-- BEGIN --

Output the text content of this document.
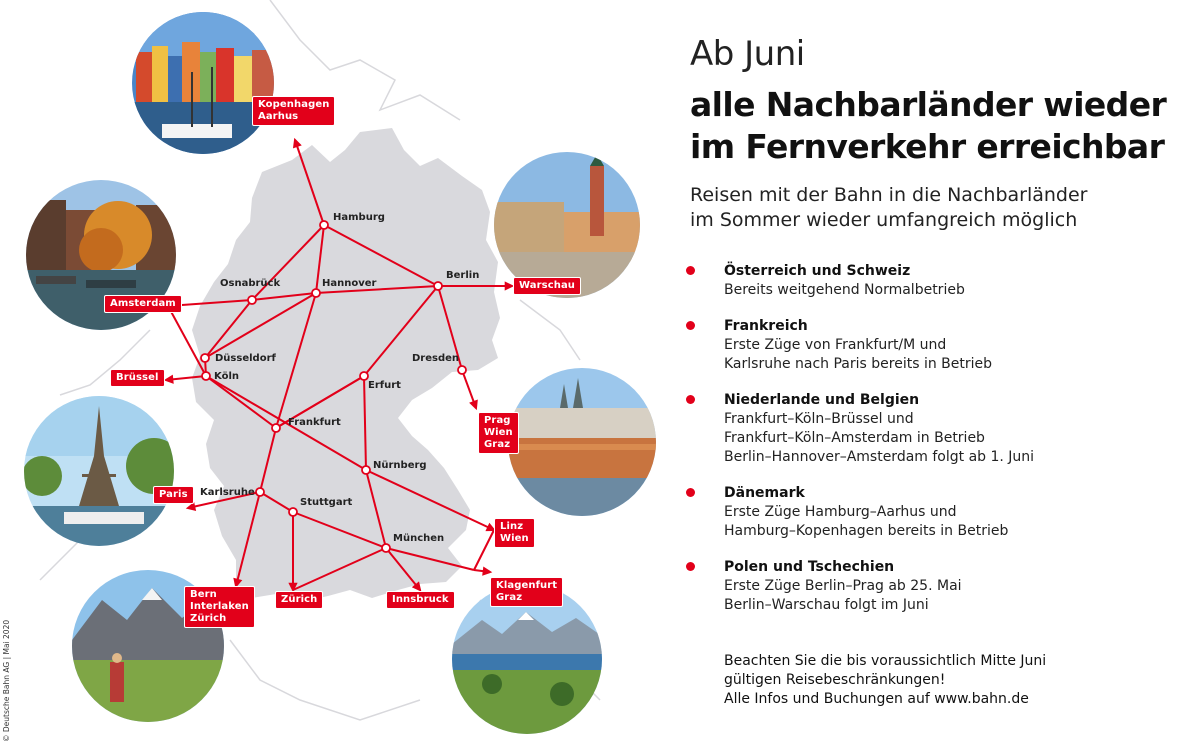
Hamburg
Osnabrück	Hannover
Berlin
Düsseldorf
Köln
Dresden
Erfurt
Frankfurt
Nürnberg
Karlsruhe
Stuttgart
München
Kopenhagen
Aarhus
Amsterdam
Warschau
Brüssel
Prag
Wien
Graz
Paris
Linz
Wien
Bern
Interlaken
Zürich
Zürich	Innsbruck
Klagenfurt
Graz
© Deutsche Bahn AG | Mai 2020
Ab Juni
alle Nachbarländer wieder
im Fernverkehr erreichbar
Reisen mit der Bahn in die Nachbarländer
im Sommer wieder umfangreich möglich
Österreich und Schweiz
Bereits weitgehend Normalbetrieb
Frankreich
Erste Züge von Frankfurt/M und
Karlsruhe nach Paris bereits in Betrieb
Niederlande und Belgien
Frankfurt–Köln–Brüssel und
Frankfurt–Köln–Amsterdam in Betrieb
Berlin–Hannover–Amsterdam folgt ab 1. Juni
Dänemark
Erste Züge Hamburg–Aarhus und
Hamburg–Kopenhagen bereits in Betrieb
Polen und Tschechien
Erste Züge Berlin–Prag ab 25. Mai
Berlin–Warschau folgt im Juni
Beachten Sie die bis voraussichtlich Mitte Juni
gültigen Reisebeschränkungen!
Alle Infos und Buchungen auf www.bahn.de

-- END --

## Task goal
Copy out every line of the data that includes the word "Aarhus".

## Completed exercise
Aarhus
Erste Züge Hamburg–Aarhus und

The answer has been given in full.